**Directions**:
Please state how many lines in the records contain the string "故选项不符合题意", with no words besides the number.

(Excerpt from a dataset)
------------------------------------------------
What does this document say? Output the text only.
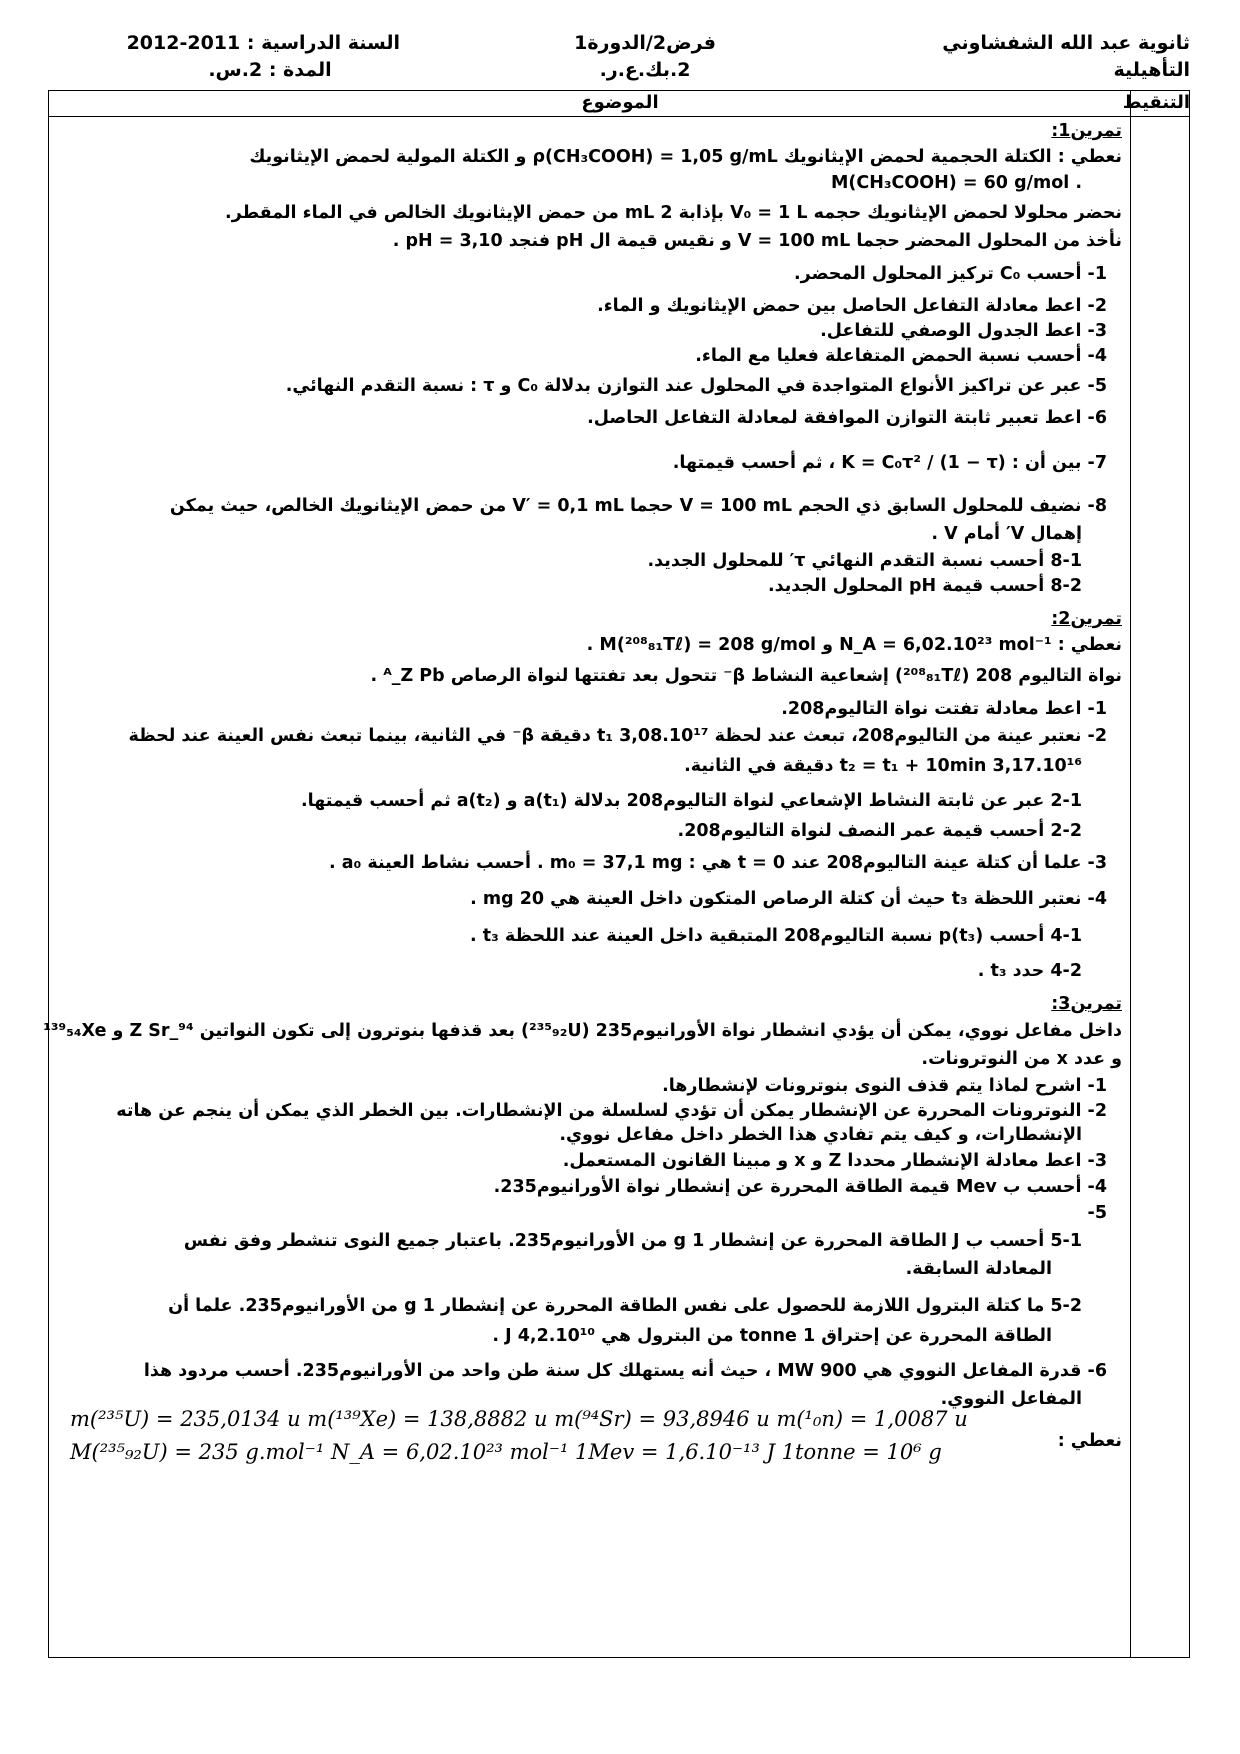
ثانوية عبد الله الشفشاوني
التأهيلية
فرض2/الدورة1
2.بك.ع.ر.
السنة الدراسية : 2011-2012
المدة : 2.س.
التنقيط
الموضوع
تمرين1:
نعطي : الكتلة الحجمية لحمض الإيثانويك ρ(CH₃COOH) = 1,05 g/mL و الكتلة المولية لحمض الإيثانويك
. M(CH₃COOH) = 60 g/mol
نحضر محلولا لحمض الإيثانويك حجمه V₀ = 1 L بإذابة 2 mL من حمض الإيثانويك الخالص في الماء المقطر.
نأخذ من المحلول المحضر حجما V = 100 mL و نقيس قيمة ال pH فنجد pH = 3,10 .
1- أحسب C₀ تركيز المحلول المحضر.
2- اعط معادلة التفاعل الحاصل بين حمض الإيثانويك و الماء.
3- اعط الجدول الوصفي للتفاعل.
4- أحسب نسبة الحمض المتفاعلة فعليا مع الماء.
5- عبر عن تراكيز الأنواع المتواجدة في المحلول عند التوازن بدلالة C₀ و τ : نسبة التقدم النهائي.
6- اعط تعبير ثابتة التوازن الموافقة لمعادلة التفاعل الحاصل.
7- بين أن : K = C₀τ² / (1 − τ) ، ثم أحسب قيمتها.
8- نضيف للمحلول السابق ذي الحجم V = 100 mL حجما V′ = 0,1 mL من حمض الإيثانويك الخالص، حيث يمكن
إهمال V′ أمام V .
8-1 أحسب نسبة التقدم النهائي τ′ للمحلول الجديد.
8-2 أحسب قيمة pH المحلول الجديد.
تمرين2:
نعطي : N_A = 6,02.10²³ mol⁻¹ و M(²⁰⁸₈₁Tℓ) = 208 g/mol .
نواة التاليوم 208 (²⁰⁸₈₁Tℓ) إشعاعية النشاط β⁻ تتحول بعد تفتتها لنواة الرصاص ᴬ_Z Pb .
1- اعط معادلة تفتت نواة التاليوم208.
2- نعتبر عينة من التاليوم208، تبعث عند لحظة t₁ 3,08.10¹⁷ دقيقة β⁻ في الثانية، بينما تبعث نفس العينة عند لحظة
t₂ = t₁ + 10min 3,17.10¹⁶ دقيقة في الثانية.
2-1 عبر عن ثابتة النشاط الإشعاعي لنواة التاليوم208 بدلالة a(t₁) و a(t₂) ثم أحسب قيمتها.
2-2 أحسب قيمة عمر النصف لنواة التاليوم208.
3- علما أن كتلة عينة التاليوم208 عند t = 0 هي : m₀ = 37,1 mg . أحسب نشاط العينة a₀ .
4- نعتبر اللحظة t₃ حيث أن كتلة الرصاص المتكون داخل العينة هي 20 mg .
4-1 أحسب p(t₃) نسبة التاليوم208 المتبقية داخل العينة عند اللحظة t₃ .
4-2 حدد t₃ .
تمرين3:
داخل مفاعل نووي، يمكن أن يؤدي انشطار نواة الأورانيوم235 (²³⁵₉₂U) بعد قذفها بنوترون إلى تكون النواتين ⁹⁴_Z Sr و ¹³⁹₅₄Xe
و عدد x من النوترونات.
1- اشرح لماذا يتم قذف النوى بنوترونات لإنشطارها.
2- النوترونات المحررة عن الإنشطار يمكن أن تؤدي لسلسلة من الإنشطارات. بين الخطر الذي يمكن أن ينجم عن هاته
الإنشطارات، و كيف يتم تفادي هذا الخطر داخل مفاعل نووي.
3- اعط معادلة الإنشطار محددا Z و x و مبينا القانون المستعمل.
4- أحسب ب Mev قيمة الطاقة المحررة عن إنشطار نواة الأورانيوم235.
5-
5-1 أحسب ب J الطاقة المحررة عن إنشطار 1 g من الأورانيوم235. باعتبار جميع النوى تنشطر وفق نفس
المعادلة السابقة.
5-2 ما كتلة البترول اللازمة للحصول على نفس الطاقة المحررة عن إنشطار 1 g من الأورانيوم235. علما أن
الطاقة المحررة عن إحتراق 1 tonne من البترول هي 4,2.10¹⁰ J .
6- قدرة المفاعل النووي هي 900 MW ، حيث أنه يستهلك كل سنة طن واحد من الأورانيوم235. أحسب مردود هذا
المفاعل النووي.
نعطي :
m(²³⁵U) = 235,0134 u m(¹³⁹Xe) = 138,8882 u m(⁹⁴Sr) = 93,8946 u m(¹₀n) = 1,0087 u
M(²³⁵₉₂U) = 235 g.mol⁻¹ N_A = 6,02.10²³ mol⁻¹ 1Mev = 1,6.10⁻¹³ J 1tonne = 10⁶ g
------------------------------------------------
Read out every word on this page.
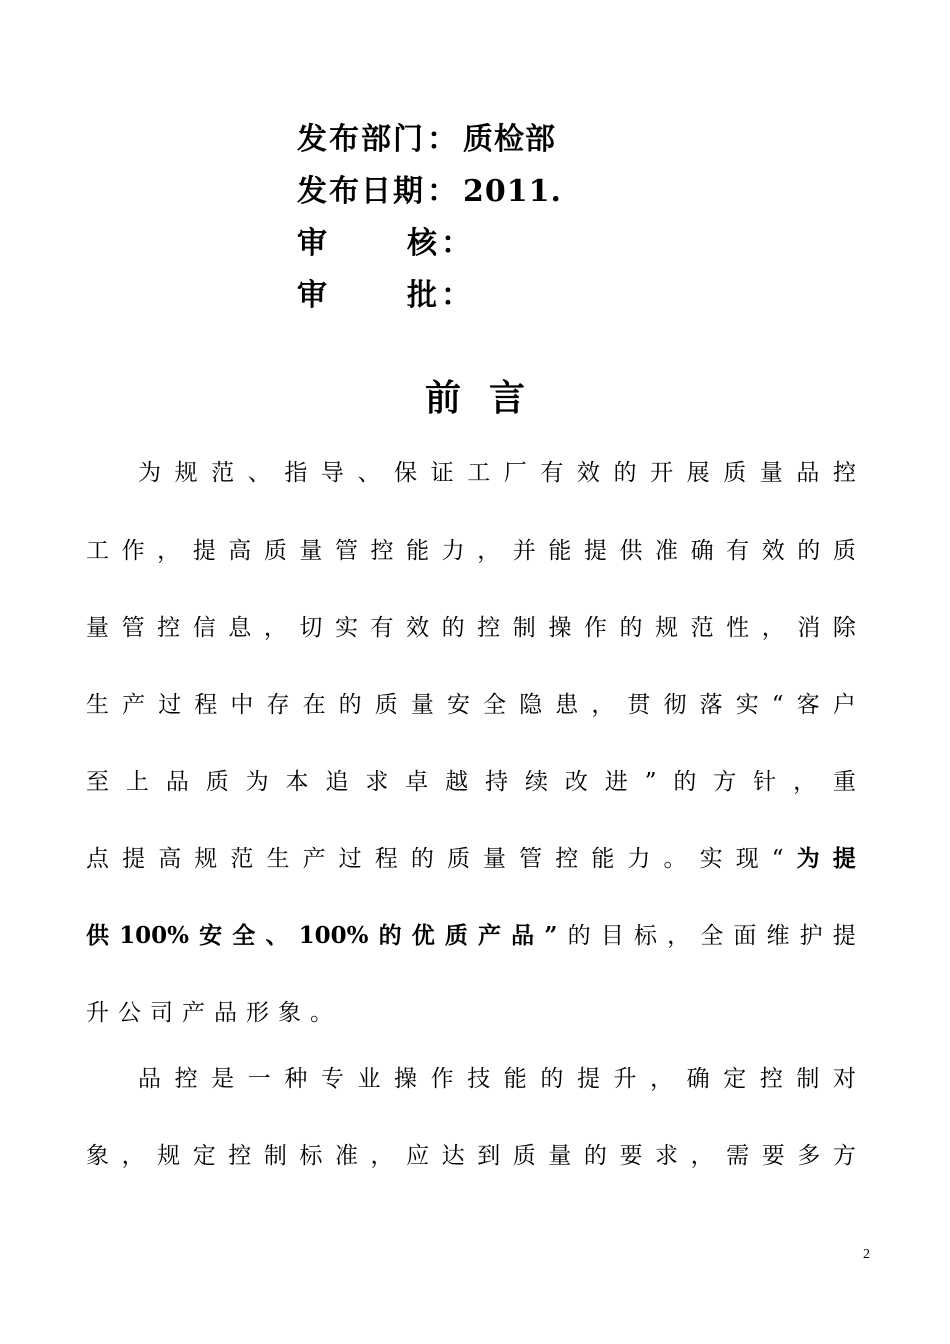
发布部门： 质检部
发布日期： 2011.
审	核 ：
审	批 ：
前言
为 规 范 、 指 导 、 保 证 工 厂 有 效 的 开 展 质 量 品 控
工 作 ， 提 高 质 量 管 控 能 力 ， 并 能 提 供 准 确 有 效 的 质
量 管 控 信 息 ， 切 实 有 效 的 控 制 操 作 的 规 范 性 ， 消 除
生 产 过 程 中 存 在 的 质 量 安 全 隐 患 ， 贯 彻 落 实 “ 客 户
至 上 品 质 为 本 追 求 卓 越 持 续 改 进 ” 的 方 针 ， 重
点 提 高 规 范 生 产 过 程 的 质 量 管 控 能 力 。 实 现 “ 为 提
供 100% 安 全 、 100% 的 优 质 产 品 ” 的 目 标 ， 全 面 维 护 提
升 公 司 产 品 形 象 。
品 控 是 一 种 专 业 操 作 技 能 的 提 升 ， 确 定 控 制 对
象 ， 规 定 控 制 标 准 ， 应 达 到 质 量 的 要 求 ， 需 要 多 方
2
------------------------------------------------
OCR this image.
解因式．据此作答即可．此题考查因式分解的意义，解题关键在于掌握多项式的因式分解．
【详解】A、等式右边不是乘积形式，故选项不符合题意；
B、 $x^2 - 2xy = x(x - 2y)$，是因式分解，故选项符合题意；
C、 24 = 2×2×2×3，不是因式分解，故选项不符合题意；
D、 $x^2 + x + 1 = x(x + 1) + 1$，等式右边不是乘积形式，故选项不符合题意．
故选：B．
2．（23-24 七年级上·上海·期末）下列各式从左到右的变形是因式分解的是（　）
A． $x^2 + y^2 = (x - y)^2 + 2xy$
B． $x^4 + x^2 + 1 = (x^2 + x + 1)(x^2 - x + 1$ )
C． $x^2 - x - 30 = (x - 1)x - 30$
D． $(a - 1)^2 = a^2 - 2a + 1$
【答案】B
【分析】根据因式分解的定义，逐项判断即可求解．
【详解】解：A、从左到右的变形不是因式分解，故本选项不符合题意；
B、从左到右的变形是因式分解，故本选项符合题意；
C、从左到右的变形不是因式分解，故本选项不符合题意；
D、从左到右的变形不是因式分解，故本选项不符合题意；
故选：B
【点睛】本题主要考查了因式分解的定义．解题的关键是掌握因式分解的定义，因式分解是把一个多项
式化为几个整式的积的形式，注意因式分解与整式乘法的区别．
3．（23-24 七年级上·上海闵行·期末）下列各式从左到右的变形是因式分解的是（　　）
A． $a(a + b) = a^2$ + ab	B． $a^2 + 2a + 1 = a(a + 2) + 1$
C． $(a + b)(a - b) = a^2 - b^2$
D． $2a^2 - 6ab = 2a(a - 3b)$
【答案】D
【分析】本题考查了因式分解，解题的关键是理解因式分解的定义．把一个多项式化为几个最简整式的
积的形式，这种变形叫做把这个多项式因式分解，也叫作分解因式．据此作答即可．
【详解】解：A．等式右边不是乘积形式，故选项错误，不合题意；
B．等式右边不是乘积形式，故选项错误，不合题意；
------------------------------------------------
**Answer to the exercise**:
3